Extrait choisi.
Humeurs taurines et éclectiques

lundi 19 mars 2012

MODERNITE!!!

«Etre moderne, c'est bricoler dans l'incurable.»
«Syllogismes de l’amertume»   Emil Cioran

L’ami Charles CREPIN, me prie de communiquer l’avis de la conférence qui se tiendra dans le cadre du 5ème Printemps des Jeunes Aficionados avec comme exergue: «La corrida doit-elle s’adapter à la modernité?».
La MODERNITE, «Vaste programme!» comme disait le grand Charles. Je regrette d’être si éloigné de Nîmes…

MODERNITE, c'est le genre de mots qui me fait dégainer.
On l’a mise à toutes les sauces, elle a servi à tout justifier, tout cautionner, tout vandaliser.
Être moderne, c’est «être de son temps», même si le temps est infumable et pourri.
Être moderne, c’était ravager la Mosquée de Cordoue pour y caser une verrue Renaissance.
Être moderne, c’était fondre les trésors artistiques des aztèques pour les transformer en retables baroques.
Être moderne, c'était saccager Saint Denis en 1794, dynamiter les églises en 1917, brûler les pagodes et rééduquer les vieux maîtres pendant la Révolution Culturelle.
Être moderne, c’est le plus souvent considérer qu’une catégorie d’«autres», en l’espèce ceux qui nous ont précédés, étaient plus ignorants, plus arriérés, plus cons que nous.
Être moderne, c’est penser «rupture» avec le passé et non «continuité» ou «transmission», c'est jeter le bébé avec l'eau du bain.
La modernité, c’est comme le dit Baudelaire «le transitoire, le fugitif, le contingent, la moitié de l'art, dont l'autre moitié est l'éternel et l'immuable».

Les «modernistes» ne m’insupportent en rien, tant qu’ils ne se préoccupent pas d’imposer leurs lubies.

Consigne écrite 1. Dans les relevés, remplace « data-label » par « value-label » depuis la première ligne jusqu'à celle qui contient « panel-background [93, 74, 661, 317] », incluse. Recopie ces lignes sans rien changer d'autre.

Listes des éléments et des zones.

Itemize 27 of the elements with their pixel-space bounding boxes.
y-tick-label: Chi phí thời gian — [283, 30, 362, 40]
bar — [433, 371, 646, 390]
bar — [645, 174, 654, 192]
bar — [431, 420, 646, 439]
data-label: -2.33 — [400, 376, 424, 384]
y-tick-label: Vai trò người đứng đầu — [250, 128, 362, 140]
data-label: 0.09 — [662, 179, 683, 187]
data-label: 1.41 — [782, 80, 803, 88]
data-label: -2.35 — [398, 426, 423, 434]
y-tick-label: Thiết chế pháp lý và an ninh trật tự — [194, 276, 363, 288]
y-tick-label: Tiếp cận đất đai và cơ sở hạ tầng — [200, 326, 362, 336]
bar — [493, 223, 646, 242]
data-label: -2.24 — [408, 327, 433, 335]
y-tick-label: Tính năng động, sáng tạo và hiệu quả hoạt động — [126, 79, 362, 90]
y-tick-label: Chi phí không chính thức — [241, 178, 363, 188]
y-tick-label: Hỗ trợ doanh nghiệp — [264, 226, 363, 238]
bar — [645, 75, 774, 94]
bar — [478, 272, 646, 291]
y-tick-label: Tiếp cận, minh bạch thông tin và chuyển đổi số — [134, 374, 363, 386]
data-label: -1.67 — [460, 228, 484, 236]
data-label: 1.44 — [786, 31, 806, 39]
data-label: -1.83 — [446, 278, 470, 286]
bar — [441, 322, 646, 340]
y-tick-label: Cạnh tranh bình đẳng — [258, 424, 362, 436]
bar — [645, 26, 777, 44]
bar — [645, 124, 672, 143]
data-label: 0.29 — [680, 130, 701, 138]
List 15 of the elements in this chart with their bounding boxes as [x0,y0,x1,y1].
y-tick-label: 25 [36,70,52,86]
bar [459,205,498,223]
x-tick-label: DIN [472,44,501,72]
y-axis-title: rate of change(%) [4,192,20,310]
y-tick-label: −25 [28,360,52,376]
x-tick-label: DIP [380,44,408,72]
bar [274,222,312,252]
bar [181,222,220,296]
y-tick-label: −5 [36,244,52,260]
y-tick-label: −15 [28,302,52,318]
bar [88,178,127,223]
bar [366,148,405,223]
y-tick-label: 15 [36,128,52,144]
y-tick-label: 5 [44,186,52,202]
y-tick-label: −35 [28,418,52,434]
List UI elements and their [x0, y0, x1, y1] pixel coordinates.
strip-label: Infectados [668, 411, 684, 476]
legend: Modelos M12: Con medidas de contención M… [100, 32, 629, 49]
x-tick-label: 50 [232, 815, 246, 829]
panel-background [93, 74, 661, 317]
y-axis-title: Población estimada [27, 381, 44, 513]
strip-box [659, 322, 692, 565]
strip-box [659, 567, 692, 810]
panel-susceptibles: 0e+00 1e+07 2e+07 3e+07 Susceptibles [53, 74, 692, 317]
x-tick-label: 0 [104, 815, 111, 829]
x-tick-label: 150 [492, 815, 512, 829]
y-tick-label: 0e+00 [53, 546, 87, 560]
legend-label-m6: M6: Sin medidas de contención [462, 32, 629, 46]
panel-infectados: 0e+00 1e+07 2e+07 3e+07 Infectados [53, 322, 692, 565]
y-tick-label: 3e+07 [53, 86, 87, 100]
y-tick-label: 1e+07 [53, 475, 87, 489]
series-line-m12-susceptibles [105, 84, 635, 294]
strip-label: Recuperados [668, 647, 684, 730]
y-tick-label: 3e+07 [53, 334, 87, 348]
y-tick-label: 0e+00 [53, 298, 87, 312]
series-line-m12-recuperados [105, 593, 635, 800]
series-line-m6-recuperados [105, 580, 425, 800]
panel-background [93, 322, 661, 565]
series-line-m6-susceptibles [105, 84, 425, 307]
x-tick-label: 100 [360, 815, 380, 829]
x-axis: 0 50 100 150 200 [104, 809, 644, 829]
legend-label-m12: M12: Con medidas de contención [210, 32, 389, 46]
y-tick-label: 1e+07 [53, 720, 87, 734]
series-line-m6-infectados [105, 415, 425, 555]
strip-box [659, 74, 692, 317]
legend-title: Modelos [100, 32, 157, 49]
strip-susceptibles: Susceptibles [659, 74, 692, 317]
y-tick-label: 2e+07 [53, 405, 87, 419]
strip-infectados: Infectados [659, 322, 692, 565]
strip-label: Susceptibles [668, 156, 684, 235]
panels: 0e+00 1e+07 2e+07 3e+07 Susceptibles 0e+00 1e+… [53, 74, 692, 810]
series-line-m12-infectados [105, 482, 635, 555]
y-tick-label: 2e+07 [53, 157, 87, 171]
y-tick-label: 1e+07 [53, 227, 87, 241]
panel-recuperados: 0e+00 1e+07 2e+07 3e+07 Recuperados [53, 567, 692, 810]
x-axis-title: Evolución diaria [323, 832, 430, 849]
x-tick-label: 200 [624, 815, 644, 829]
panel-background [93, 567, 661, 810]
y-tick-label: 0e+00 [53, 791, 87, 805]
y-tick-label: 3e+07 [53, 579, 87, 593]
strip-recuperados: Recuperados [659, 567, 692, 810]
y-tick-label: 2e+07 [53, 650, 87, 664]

Consigne écrite 2. Écris la suite du billet sur la modernité et la corrida, après sa dernière phrase.

Résultat obtenu 1.
Itemize 27 of the elements with their pixel-space bounding boxes.
y-tick-label: Chi phí thời gian — [283, 30, 362, 40]
bar — [433, 371, 646, 390]
bar — [645, 174, 654, 192]
bar — [431, 420, 646, 439]
value-label: -2.33 — [400, 376, 424, 384]
y-tick-label: Vai trò người đứng đầu — [250, 128, 362, 140]
value-label: 0.09 — [662, 179, 683, 187]
value-label: 1.41 — [782, 80, 803, 88]
value-label: -2.35 — [398, 426, 423, 434]
y-tick-label: Thiết chế pháp lý và an ninh trật tự — [194, 276, 363, 288]
y-tick-label: Tiếp cận đất đai và cơ sở hạ tầng — [200, 326, 362, 336]
bar — [493, 223, 646, 242]
value-label: -2.24 — [408, 327, 433, 335]
y-tick-label: Tính năng động, sáng tạo và hiệu quả hoạt động — [126, 79, 362, 90]
y-tick-label: Chi phí không chính thức — [241, 178, 363, 188]
y-tick-label: Hỗ trợ doanh nghiệp — [264, 226, 363, 238]
bar — [645, 75, 774, 94]
bar — [478, 272, 646, 291]
y-tick-label: Tiếp cận, minh bạch thông tin và chuyển đổi số — [134, 374, 363, 386]
value-label: -1.67 — [460, 228, 484, 236]
value-label: 1.44 — [786, 31, 806, 39]
value-label: -1.83 — [446, 278, 470, 286]
bar — [441, 322, 646, 340]
y-tick-label: Cạnh tranh bình đẳng — [258, 424, 362, 436]
bar — [645, 26, 777, 44]
bar — [645, 124, 672, 143]
value-label: 0.29 — [680, 130, 701, 138]
List 15 of the elements in this chart with their bounding boxes as [x0,y0,x1,y1].
y-tick-label: 25 [36,70,52,86]
bar [459,205,498,223]
x-tick-label: DIN [472,44,501,72]
y-axis-title: rate of change(%) [4,192,20,310]
y-tick-label: −25 [28,360,52,376]
x-tick-label: DIP [380,44,408,72]
bar [274,222,312,252]
bar [181,222,220,296]
y-tick-label: −5 [36,244,52,260]
y-tick-label: −15 [28,302,52,318]
bar [88,178,127,223]
bar [366,148,405,223]
y-tick-label: 15 [36,128,52,144]
y-tick-label: 5 [44,186,52,202]
y-tick-label: −35 [28,418,52,434]
List UI elements and their [x0, y0, x1, y1] pixel coordinates.
strip-label: Infectados [668, 411, 684, 476]
legend: Modelos M12: Con medidas de contención M… [100, 32, 629, 49]
x-tick-label: 50 [232, 815, 246, 829]
panel-background [93, 74, 661, 317]

Résultat obtenu 2.
Malheureusement le «moderniste» est mégalo, le «moderniste» est persuadé d’avoir raison, le «moderniste» veut votre bien, détient la science infuse, la panacée, la vérité révélée. Il veut du passé faire table rase, prêche l’incompatibilité fondamentale, érige ses dogmes sur les décombres de ce qu’il entend ruiner.
En outre, la modernité qu’on nous propose n’est nullement une évolution, encore moins une révolution. C’est l’adaptation à une réalité sociétale et surtout économique dont le moteur n’est nullement conceptuel, mais résulte du choix d’acteurs marchands.
La modernité, comme ils disent- c’est la «conformisation», la «lightisation» pour séduire de nouveaux publics, c’est du marketing pour continuer à engranger des bénéfices.

Il ne s’agît nullement d’un mouvement novateur d’idées, artistique ou philosophique suivi de conséquences économiques et sociales, comme ce fut le cas des «grandes modernités» (révolutions romantique, impressionnisme, cubisme, surréalisme, «Nouvelle Vague», etc.). Ce n’est pas la pensée pionnière et l’innovation qui font mouvoir une nouvelle esthétique de la société, c’est malheureusement exactement le contraire, c’est à dire la conformité sociale qui dicte une pensée orthodoxe.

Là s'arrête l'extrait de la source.